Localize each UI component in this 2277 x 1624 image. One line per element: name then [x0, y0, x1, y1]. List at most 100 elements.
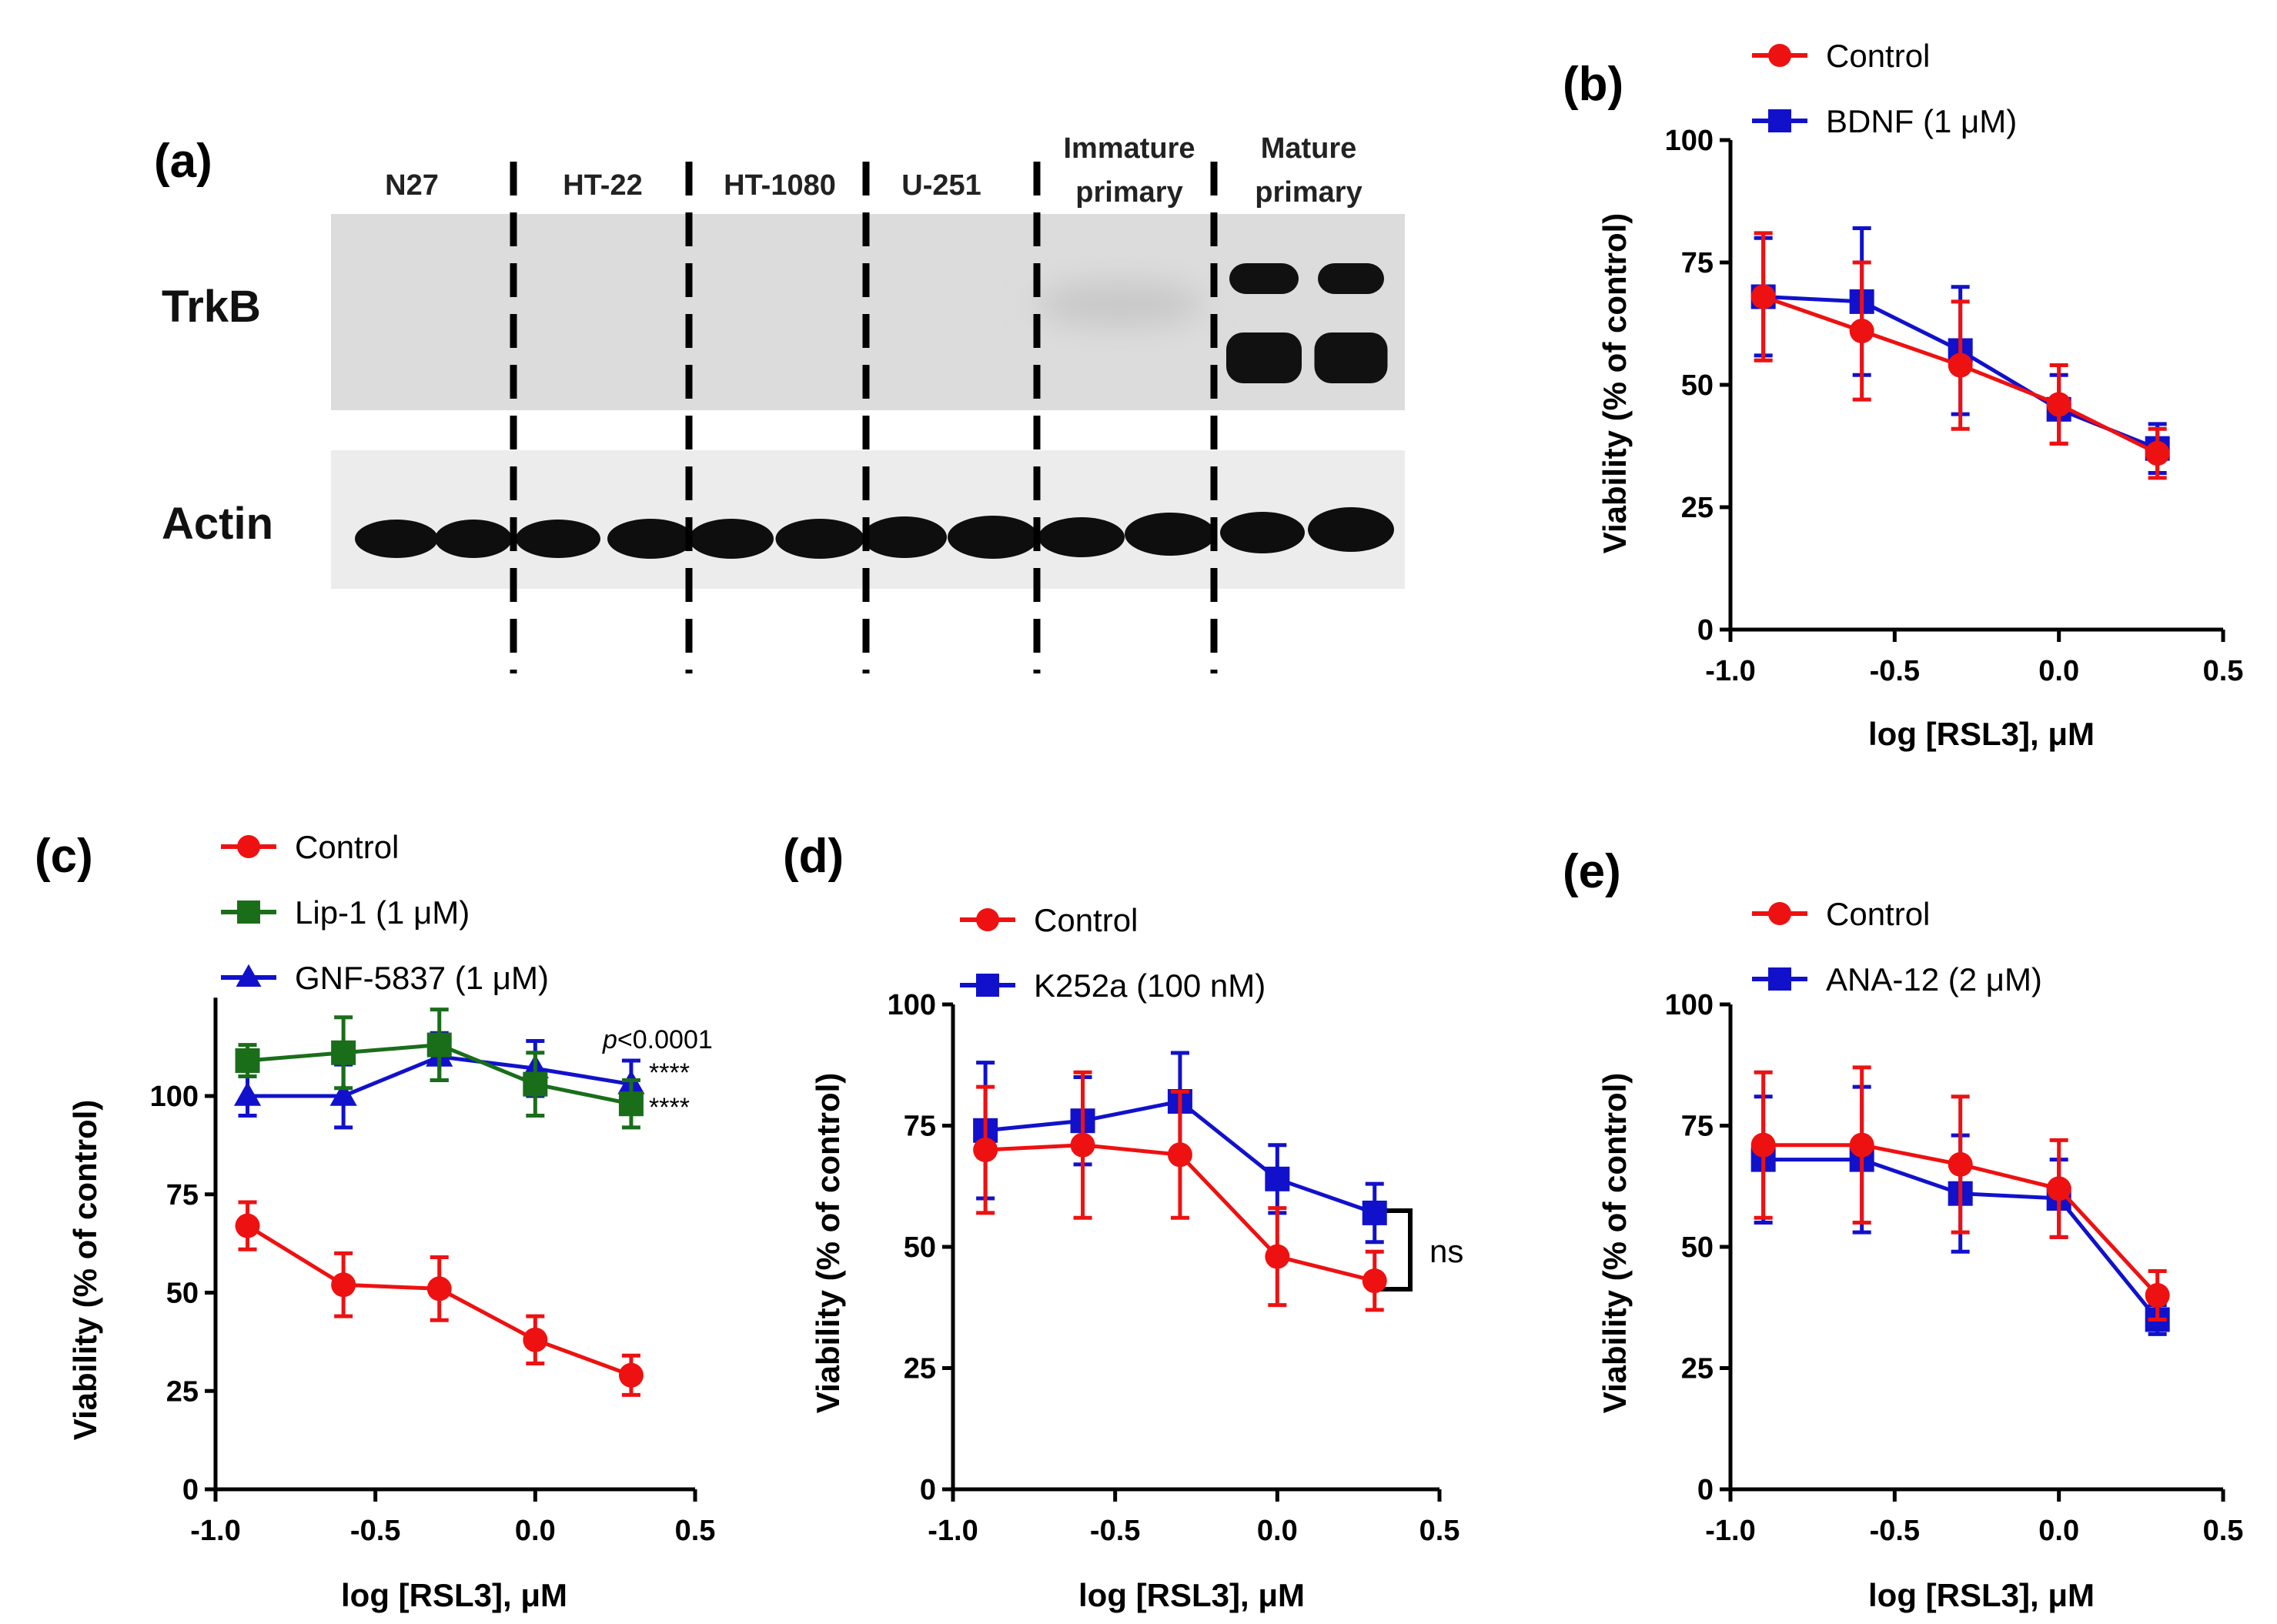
- y-tick-label: 25: [904, 1353, 936, 1385]
- data-point: [426, 1276, 452, 1302]
- trkb-band: [1226, 332, 1302, 383]
- legend-marker: [237, 901, 260, 924]
- panel-e-chart: 0 25 50 75 100 -1.0 -0.5 0.0 0.5 Control ANA-12 (2…: [1665, 896, 2244, 1547]
- lane-label: Mature: [1261, 132, 1357, 165]
- data-point: [1070, 1132, 1095, 1158]
- panel-d-significance-bracket: [1373, 1208, 1413, 1292]
- panel-c-stars-gnf: ****: [649, 1058, 690, 1088]
- lane-label: HT-22: [563, 169, 642, 202]
- panel-b-ylabel: Viability (% of control): [1597, 213, 1633, 554]
- legend-marker: [976, 974, 999, 997]
- trkb-faint-band: [1035, 281, 1205, 327]
- panel-d-label: (d): [783, 830, 844, 883]
- x-tick-label: -1.0: [1705, 1515, 1755, 1547]
- y-tick-label: 75: [1681, 247, 1714, 279]
- x-tick-label: 0.5: [2203, 655, 2244, 687]
- panel-c-xlabel: log [RSL3], μM: [341, 1577, 567, 1613]
- panel-e-ylabel: Viability (% of control): [1597, 1073, 1633, 1414]
- row-label-actin: Actin: [162, 499, 273, 549]
- y-tick-label: 75: [166, 1179, 199, 1211]
- panel-c-ylabel: Viability (% of control): [67, 1100, 103, 1441]
- data-point: [1849, 319, 1874, 344]
- legend-marker: [1768, 109, 1791, 132]
- legend-label: ANA-12 (2 μM): [1826, 961, 2042, 997]
- x-tick-label: 0.0: [515, 1515, 556, 1547]
- panel-b-label: (b): [1563, 58, 1623, 111]
- x-tick-label: -0.5: [1090, 1515, 1140, 1547]
- x-tick-label: -1.0: [190, 1515, 240, 1547]
- panel-e: (e) Viability (% of control) log [RSL3],…: [1563, 845, 2243, 1613]
- panel-d: (d) Viability (% of control) log [RSL3],…: [783, 830, 1463, 1613]
- actin-band: [516, 520, 600, 558]
- lane-label: U-251: [901, 169, 981, 202]
- actin-band: [948, 516, 1038, 559]
- x-tick-label: 0.5: [1419, 1515, 1460, 1547]
- data-point: [1362, 1200, 1387, 1225]
- trkb-band: [1318, 263, 1384, 294]
- panel-e-label: (e): [1563, 845, 1621, 898]
- data-point: [523, 1071, 548, 1097]
- data-point: [2145, 1283, 2170, 1308]
- legend-label: Control: [1826, 38, 1930, 74]
- data-point: [426, 1032, 452, 1058]
- y-tick-label: 25: [1681, 1353, 1714, 1385]
- legend-marker: [1768, 902, 1791, 925]
- panel-c-stars-lip1: ****: [649, 1093, 690, 1122]
- blot-panel: (a) TrkB Actin N27 HT-22 HT-1080 U-251 I…: [154, 132, 1405, 673]
- data-point: [1362, 1268, 1387, 1294]
- data-point: [331, 1040, 356, 1065]
- x-tick-label: 0.5: [675, 1515, 716, 1547]
- y-tick-label: 0: [1697, 614, 1714, 647]
- actin-band: [1308, 507, 1394, 552]
- legend-label: K252a (100 nM): [1034, 967, 1266, 1004]
- legend-label: Control: [1826, 896, 1930, 932]
- legend-label: GNF-5837 (1 μM): [295, 960, 549, 996]
- x-tick-label: 0.0: [2038, 655, 2079, 687]
- panel-d-ylabel: Viability (% of control): [810, 1073, 846, 1414]
- lane-label: Immature: [1063, 132, 1195, 165]
- y-tick-label: 100: [150, 1081, 199, 1113]
- data-point: [973, 1138, 998, 1162]
- data-point: [523, 1327, 548, 1352]
- actin-band: [1220, 512, 1305, 553]
- legend-marker: [237, 835, 260, 858]
- actin-band: [862, 516, 947, 558]
- y-tick-label: 25: [166, 1375, 199, 1408]
- panel-e-xlabel: log [RSL3], μM: [1868, 1577, 2095, 1613]
- legend-marker: [1768, 967, 1791, 991]
- panel-c-label: (c): [35, 830, 93, 883]
- lane-label: primary: [1255, 176, 1362, 209]
- y-tick-label: 100: [1665, 989, 1714, 1021]
- data-point: [2046, 392, 2071, 417]
- x-tick-label: -1.0: [928, 1515, 978, 1547]
- y-tick-label: 75: [904, 1111, 936, 1143]
- y-tick-label: 50: [1681, 1231, 1714, 1264]
- data-point: [1750, 1132, 1776, 1158]
- data-point: [1265, 1166, 1290, 1191]
- actin-band: [689, 519, 774, 559]
- panel-b: (b) Viability (% of control) log [RSL3],…: [1563, 38, 2243, 752]
- panel-d-xlabel: log [RSL3], μM: [1078, 1577, 1305, 1613]
- data-point: [2046, 1176, 2071, 1201]
- y-tick-label: 0: [182, 1474, 199, 1506]
- data-point: [2145, 441, 2170, 466]
- legend-marker: [976, 908, 999, 931]
- lane-label: HT-1080: [724, 169, 836, 202]
- y-tick-label: 100: [1665, 125, 1714, 157]
- data-point: [618, 1362, 644, 1388]
- x-tick-label: -0.5: [350, 1515, 400, 1547]
- y-tick-label: 0: [1697, 1474, 1714, 1506]
- panel-c-chart: 0 25 50 75 100 -1.0 -0.5 0.0 0.5 Control Lip-1 (1 …: [150, 829, 716, 1547]
- trkb-band: [1314, 332, 1388, 383]
- y-tick-label: 25: [1681, 492, 1714, 524]
- data-point: [1265, 1244, 1290, 1269]
- actin-band: [1038, 517, 1125, 557]
- data-point: [618, 1091, 644, 1117]
- data-point: [1750, 284, 1776, 309]
- legend-label: Lip-1 (1 μM): [295, 894, 470, 931]
- y-tick-label: 0: [920, 1474, 936, 1506]
- y-tick-label: 100: [888, 989, 936, 1021]
- actin-band: [355, 520, 438, 558]
- legend-marker: [1768, 44, 1791, 67]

→ **Task prompt**: Write out the lines from the one containing "- y-tick-label: 25: [904, 1353, 936, 1385]" through the one containing "- y-tick-label: 75: [1681, 247, 1714, 279]", including both of those lines.

→ **Finished answer**:
- y-tick-label: 25: [904, 1353, 936, 1385]
- data-point: [426, 1276, 452, 1302]
- trkb-band: [1226, 332, 1302, 383]
- legend-marker: [237, 901, 260, 924]
- panel-e-chart: 0 25 50 75 100 -1.0 -0.5 0.0 0.5 Control ANA-12 (2…: [1665, 896, 2244, 1547]
- lane-label: Mature: [1261, 132, 1357, 165]
- data-point: [1070, 1132, 1095, 1158]
- panel-d-significance-bracket: [1373, 1208, 1413, 1292]
- panel-c-stars-gnf: ****: [649, 1058, 690, 1088]
- lane-label: HT-22: [563, 169, 642, 202]
- panel-b-ylabel: Viability (% of control): [1597, 213, 1633, 554]
- legend-marker: [976, 974, 999, 997]
- trkb-faint-band: [1035, 281, 1205, 327]
- panel-d-label: (d): [783, 830, 844, 883]
- x-tick-label: -1.0: [1705, 1515, 1755, 1547]
- y-tick-label: 75: [1681, 247, 1714, 279]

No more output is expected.